What you have to do.
Please state how many lines in the records contain the string "Estimate", with no words besides the number.

***** Information given

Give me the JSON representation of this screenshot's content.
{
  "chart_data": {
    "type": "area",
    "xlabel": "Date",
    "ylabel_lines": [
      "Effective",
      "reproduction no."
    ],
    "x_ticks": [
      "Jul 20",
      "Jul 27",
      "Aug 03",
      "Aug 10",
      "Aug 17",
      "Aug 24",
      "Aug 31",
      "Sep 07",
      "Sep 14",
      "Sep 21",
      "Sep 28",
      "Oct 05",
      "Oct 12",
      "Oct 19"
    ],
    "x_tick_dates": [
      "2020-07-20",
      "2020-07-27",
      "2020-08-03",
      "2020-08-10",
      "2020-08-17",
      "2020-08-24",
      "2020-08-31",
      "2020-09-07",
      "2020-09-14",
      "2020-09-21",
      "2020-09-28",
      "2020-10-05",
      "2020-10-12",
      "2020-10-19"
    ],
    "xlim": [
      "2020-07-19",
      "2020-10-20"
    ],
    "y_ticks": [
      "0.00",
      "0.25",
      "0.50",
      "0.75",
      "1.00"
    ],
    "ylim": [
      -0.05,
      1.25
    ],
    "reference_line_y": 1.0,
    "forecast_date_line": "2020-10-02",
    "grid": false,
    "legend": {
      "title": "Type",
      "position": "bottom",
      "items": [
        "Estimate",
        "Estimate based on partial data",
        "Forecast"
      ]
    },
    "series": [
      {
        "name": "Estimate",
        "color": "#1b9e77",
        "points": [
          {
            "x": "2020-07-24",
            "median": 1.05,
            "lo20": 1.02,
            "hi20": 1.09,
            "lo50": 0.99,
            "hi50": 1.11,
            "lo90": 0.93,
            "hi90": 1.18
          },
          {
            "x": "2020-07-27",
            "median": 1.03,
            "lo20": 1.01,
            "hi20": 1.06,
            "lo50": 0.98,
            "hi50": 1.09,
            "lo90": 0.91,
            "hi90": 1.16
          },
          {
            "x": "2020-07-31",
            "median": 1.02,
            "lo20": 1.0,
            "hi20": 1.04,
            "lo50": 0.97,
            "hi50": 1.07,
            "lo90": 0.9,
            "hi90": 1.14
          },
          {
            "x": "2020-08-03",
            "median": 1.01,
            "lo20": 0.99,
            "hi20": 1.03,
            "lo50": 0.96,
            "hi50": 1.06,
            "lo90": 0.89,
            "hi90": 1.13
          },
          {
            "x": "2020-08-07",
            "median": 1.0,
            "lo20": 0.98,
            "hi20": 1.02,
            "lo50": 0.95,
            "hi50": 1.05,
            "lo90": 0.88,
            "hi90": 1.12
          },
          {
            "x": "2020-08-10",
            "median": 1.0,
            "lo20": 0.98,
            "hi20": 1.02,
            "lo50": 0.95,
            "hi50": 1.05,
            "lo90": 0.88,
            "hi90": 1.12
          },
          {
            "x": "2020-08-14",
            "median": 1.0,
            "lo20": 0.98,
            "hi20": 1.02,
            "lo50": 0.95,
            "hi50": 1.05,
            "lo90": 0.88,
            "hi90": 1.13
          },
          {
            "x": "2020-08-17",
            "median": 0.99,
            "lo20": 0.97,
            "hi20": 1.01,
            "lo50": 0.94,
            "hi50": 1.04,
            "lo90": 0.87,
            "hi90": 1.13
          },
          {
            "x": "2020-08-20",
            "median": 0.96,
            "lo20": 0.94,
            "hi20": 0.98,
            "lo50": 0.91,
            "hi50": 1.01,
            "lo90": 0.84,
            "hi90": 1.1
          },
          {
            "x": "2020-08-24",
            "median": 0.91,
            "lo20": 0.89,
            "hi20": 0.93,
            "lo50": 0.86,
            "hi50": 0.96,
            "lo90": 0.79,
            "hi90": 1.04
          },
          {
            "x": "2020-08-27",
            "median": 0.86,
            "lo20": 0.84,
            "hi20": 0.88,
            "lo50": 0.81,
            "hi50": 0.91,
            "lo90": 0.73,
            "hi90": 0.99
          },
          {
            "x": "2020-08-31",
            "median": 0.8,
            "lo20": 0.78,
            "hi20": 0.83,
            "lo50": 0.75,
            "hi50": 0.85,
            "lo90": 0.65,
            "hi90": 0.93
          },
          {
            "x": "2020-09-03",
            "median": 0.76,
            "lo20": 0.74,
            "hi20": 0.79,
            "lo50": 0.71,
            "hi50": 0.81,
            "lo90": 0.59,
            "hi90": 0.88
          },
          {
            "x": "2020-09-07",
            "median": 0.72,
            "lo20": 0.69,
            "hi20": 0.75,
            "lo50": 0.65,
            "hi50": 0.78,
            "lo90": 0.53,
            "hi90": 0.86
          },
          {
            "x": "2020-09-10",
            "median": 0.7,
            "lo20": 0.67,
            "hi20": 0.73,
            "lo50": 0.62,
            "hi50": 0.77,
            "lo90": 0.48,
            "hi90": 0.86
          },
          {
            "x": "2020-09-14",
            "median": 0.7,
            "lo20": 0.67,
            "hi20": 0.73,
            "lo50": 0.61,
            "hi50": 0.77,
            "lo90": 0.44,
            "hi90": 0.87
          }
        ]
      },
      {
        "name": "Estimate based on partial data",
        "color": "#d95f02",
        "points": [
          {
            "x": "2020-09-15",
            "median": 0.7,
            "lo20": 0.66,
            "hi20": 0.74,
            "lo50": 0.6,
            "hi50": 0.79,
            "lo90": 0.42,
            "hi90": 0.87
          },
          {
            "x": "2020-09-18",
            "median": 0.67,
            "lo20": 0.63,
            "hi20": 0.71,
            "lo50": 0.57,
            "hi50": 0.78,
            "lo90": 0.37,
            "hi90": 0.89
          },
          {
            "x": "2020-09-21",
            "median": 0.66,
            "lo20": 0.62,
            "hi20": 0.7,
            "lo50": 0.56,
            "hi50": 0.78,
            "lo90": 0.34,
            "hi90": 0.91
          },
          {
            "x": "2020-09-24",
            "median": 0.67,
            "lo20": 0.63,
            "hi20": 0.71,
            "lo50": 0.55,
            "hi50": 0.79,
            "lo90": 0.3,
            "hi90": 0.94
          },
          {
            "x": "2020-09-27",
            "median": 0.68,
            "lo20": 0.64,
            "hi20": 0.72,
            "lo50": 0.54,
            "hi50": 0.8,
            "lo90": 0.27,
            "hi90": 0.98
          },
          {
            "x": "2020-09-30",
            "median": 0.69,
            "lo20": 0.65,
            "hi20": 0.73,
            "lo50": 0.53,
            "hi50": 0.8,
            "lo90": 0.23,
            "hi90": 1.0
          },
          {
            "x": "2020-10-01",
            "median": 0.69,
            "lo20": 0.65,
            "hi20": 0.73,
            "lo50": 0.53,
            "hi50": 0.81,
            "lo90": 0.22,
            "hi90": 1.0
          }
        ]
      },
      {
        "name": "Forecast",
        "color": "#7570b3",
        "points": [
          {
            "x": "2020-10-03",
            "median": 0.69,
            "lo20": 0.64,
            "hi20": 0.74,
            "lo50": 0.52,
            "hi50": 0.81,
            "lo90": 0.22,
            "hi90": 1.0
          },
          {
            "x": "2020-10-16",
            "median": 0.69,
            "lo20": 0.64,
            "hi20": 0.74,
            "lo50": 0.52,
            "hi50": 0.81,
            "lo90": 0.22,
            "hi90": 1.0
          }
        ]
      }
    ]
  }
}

**********

Output for this task.
4